= Work required =
What follows is a listing. Return every line of it exactly.

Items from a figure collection

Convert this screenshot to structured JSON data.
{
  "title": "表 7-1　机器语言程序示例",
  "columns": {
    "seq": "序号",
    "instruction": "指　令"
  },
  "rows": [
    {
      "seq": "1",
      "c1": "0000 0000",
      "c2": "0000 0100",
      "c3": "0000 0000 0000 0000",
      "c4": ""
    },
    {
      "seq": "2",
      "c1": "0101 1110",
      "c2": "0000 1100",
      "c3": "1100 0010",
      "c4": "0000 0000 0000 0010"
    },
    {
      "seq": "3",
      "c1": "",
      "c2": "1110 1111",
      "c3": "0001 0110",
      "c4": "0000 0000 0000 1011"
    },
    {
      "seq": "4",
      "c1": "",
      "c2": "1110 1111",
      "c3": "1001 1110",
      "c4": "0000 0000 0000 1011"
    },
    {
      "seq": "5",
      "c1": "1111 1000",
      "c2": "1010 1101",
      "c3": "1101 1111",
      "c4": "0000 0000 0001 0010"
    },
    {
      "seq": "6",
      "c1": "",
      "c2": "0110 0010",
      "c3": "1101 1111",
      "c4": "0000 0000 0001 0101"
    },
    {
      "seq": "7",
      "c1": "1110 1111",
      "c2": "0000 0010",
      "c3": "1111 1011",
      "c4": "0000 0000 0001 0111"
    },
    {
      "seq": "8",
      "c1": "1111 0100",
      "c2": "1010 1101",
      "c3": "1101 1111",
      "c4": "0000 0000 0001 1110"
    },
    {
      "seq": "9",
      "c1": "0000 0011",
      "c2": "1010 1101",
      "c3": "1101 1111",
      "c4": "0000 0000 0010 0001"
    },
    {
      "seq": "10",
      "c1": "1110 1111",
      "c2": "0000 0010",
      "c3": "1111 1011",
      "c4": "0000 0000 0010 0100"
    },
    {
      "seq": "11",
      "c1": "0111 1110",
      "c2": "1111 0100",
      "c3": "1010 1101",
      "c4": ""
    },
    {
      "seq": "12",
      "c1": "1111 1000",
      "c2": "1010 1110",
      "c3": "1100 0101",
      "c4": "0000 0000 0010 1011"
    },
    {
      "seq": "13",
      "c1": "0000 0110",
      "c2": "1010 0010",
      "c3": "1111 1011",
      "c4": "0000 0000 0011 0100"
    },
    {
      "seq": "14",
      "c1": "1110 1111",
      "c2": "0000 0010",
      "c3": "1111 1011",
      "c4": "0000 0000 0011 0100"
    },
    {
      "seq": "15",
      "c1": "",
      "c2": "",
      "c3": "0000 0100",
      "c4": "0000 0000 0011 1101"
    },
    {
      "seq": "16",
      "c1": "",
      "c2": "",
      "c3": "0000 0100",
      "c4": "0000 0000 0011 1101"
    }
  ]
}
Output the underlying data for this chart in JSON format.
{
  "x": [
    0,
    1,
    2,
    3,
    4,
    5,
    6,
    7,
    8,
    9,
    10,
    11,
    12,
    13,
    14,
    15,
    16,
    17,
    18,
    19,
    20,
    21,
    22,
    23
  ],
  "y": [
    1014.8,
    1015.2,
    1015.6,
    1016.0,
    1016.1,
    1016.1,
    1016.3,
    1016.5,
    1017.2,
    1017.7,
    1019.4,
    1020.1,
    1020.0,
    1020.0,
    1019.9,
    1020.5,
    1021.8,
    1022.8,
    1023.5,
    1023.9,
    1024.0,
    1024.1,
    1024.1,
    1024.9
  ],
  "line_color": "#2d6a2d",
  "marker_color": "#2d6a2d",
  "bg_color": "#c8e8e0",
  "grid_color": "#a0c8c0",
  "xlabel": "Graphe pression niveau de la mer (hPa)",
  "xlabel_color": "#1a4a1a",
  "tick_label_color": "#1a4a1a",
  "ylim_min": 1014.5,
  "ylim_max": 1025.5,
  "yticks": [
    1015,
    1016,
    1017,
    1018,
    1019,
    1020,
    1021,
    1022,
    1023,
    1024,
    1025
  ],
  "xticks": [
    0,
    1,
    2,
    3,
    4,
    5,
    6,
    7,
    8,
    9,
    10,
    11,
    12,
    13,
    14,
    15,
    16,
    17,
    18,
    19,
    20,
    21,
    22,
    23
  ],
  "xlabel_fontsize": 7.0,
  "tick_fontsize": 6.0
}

= Exercise output =
Convert this screenshot to structured JSON data.
{
  "title": "表 7-1　机器语言程序示例",
  "columns": {
    "seq": "序号",
    "instruction": "指　令"
  },
  "rows": [
    {
      "seq": "1",
      "c1": "0000 0000",
      "c2": "0000 0100",
      "c3": "0000 0000 0000 0000",
      "c4": ""
    },
    {
      "seq": "2",
      "c1": "0101 1110",
      "c2": "0000 1100",
      "c3": "1100 0010",
      "c4": "0000 0000 0000 0010"
    },
    {
      "seq": "3",
      "c1": "",
      "c2": "1110 1111",
      "c3": "0001 0110",
      "c4": "0000 0000 0000 1011"
    },
    {
      "seq": "4",
      "c1": "",
      "c2": "1110 1111",
      "c3": "1001 1110",
      "c4": "0000 0000 0000 1011"
    },
    {
      "seq": "5",
      "c1": "1111 1000",
      "c2": "1010 1101",
      "c3": "1101 1111",
      "c4": "0000 0000 0001 0010"
    },
    {
      "seq": "6",
      "c1": "",
      "c2": "0110 0010",
      "c3": "1101 1111",
      "c4": "0000 0000 0001 0101"
    },
    {
      "seq": "7",
      "c1": "1110 1111",
      "c2": "0000 0010",
      "c3": "1111 1011",
      "c4": "0000 0000 0001 0111"
    },
    {
      "seq": "8",
      "c1": "1111 0100",
      "c2": "1010 1101",
      "c3": "1101 1111",
      "c4": "0000 0000 0001 1110"
    },
    {
      "seq": "9",
      "c1": "0000 0011",
      "c2": "1010 1101",
      "c3": "1101 1111",
      "c4": "0000 0000 0010 0001"
    },
    {
      "seq": "10",
      "c1": "1110 1111",
      "c2": "0000 0010",
      "c3": "1111 1011",
      "c4": "0000 0000 0010 0100"
    },
    {
      "seq": "11",
      "c1": "0111 1110",
      "c2": "1111 0100",
      "c3": "1010 1101",
      "c4": ""
    },
    {
      "seq": "12",
      "c1": "1111 1000",
      "c2": "1010 1110",
      "c3": "1100 0101",
      "c4": "0000 0000 0010 1011"
    },
    {
      "seq": "13",
      "c1": "0000 0110",
      "c2": "1010 0010",
      "c3": "1111 1011",
      "c4": "0000 0000 0011 0100"
    },
    {
      "seq": "14",
      "c1": "1110 1111",
      "c2": "0000 0010",
      "c3": "1111 1011",
      "c4": "0000 0000 0011 0100"
    },
    {
      "seq": "15",
      "c1": "",
      "c2": "",
      "c3": "0000 0100",
      "c4": "0000 0000 0011 1101"
    },
    {
      "seq": "16",
      "c1": "",
      "c2": "",
      "c3": "0000 0100",
      "c4": "0000 0000 0011 1101"
    }
  ]
}
Output the underlying data for this chart in JSON format.
{
  "x": [
    0,
    1,
    2,
    3,
    4,
    5,
    6,
    7,
    8,
    9,
    10,
    11,
    12,
    13,
    14,
    15,
    16,
    17,
    18,
    19,
    20,
    21,
    22,
    23
  ],
  "y": [
    1014.8,
    1015.2,
    1015.6,
    1016.0,
    1016.1,
    1016.1,
    1016.3,
    1016.5,
    1017.2,
    1017.7,
    1019.4,
    1020.1,
    1020.0,
    1020.0,
    1019.9,
    1020.5,
    1021.8,
    1022.8,
    1023.5,
    1023.9,
    1024.0,
    1024.1,
    1024.1,
    1024.9
  ],
  "line_color": "#2d6a2d",
  "marker_color": "#2d6a2d",
  "bg_color": "#c8e8e0",
  "grid_color": "#a0c8c0",
  "xlabel": "Graphe pression niveau de la mer (hPa)",
  "xlabel_color": "#1a4a1a",
  "tick_label_color": "#1a4a1a",
  "ylim_min": 1014.5,
  "ylim_max": 1025.5,
  "yticks": [
    1015,
    1016,
    1017,
    1018,
    1019,
    1020,
    1021,
    1022,
    1023,
    1024,
    1025
  ],
  "xticks": [
    0,
    1,
    2,
    3,
    4,
    5,
    6,
    7,
    8,
    9,
    10,
    11,
    12,
    13,
    14,
    15,
    16,
    17,
    18,
    19,
    20,
    21,
    22,
    23
  ],
  "xlabel_fontsize": 7.0,
  "tick_fontsize": 6.0
}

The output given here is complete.